- _Exercise task_:
Every line of the listing must be reproduced as it stands. Leave the images behind.

Chart and figure data:
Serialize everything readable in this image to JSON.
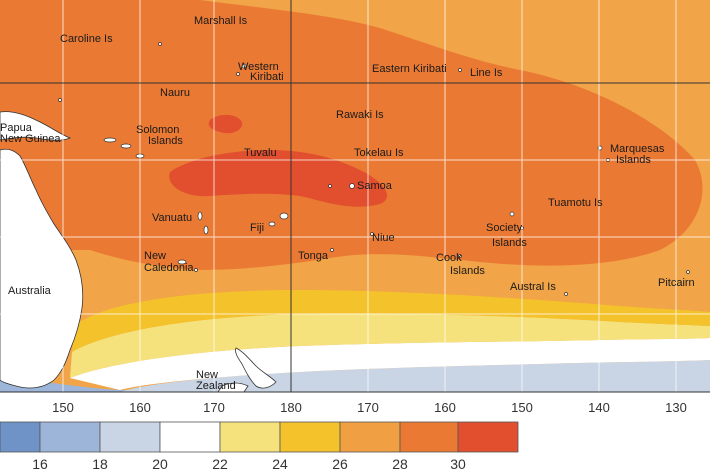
{
  "map": {
    "longitude_ticks": [
      "150",
      "160",
      "170",
      "180",
      "170",
      "160",
      "150",
      "140",
      "130"
    ],
    "labels": {
      "marshall": "Marshall Is",
      "caroline": "Caroline Is",
      "western_kiribati_1": "Western",
      "western_kiribati_2": "Kiribati",
      "eastern_kiribati": "Eastern Kiribati",
      "line_is": "Line Is",
      "nauru": "Nauru",
      "png_1": "Papua",
      "png_2": "New Guinea",
      "solomon_1": "Solomon",
      "solomon_2": "Islands",
      "rawaki": "Rawaki Is",
      "tuvalu": "Tuvalu",
      "tokelau": "Tokelau Is",
      "marquesas_1": "Marquesas",
      "marquesas_2": "Islands",
      "samoa": "Samoa",
      "tuamotu": "Tuamotu Is",
      "vanuatu": "Vanuatu",
      "fiji": "Fiji",
      "niue": "Niue",
      "society_1": "Society",
      "society_2": "Islands",
      "new_caledonia_1": "New",
      "new_caledonia_2": "Caledonia",
      "tonga": "Tonga",
      "cook_1": "Cook",
      "cook_2": "Islands",
      "australia": "Australia",
      "austral": "Austral Is",
      "pitcairn": "Pitcairn",
      "new_zealand_1": "New",
      "new_zealand_2": "Zealand"
    }
  },
  "colorbar": {
    "ticks": [
      "16",
      "18",
      "20",
      "22",
      "24",
      "26",
      "28",
      "30"
    ],
    "colors": [
      "#6f93c6",
      "#9db5d9",
      "#c9d4e4",
      "#ffffff",
      "#f6e27c",
      "#f4c22b",
      "#f0a043",
      "#ea7a33",
      "#e14f2e"
    ]
  }
}
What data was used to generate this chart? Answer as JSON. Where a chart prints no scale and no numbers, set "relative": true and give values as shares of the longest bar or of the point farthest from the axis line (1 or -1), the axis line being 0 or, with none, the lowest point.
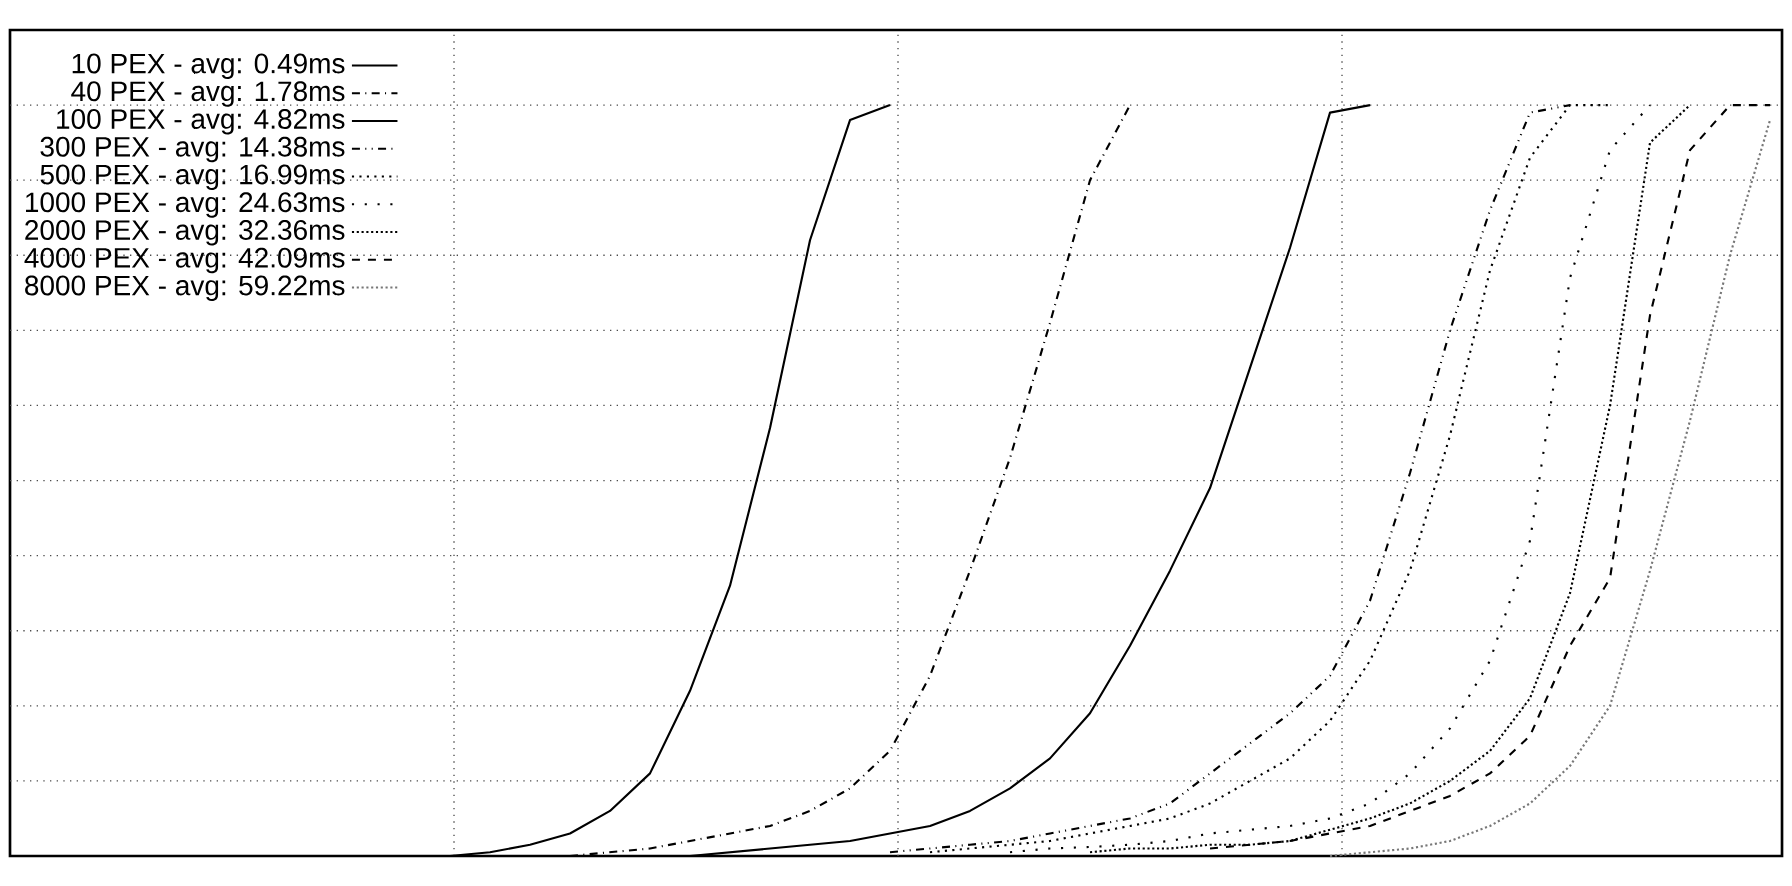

- _The result_:
Serialize everything readable in this image to JSON.
{
  "map": {
    "longitude_ticks": [
      "150",
      "160",
      "170",
      "180",
      "170",
      "160",
      "150",
      "140",
      "130"
    ],
    "labels": {
      "marshall": "Marshall Is",
      "caroline": "Caroline Is",
      "western_kiribati_1": "Western",
      "western_kiribati_2": "Kiribati",
      "eastern_kiribati": "Eastern Kiribati",
      "line_is": "Line Is",
      "nauru": "Nauru",
      "png_1": "Papua",
      "png_2": "New Guinea",
      "solomon_1": "Solomon",
      "solomon_2": "Islands",
      "rawaki": "Rawaki Is",
      "tuvalu": "Tuvalu",
      "tokelau": "Tokelau Is",
      "marquesas_1": "Marquesas",
      "marquesas_2": "Islands",
      "samoa": "Samoa",
      "tuamotu": "Tuamotu Is",
      "vanuatu": "Vanuatu",
      "fiji": "Fiji",
      "niue": "Niue",
      "society_1": "Society",
      "society_2": "Islands",
      "new_caledonia_1": "New",
      "new_caledonia_2": "Caledonia",
      "tonga": "Tonga",
      "cook_1": "Cook",
      "cook_2": "Islands",
      "australia": "Australia",
      "austral": "Austral Is",
      "pitcairn": "Pitcairn",
      "new_zealand_1": "New",
      "new_zealand_2": "Zealand"
    }
  },
  "colorbar": {
    "ticks": [
      "16",
      "18",
      "20",
      "22",
      "24",
      "26",
      "28",
      "30"
    ],
    "colors": [
      "#6f93c6",
      "#9db5d9",
      "#c9d4e4",
      "#ffffff",
      "#f6e27c",
      "#f4c22b",
      "#f0a043",
      "#ea7a33",
      "#e14f2e"
    ]
  }
}
What data was used to generate this chart? Answer as JSON. Where a chart prints no scale and no numbers, set "relative": true and give values as shares of the longest bar or of the point farthest from the axis line (1 or -1), the axis line being 0 or, with none, the lowest point.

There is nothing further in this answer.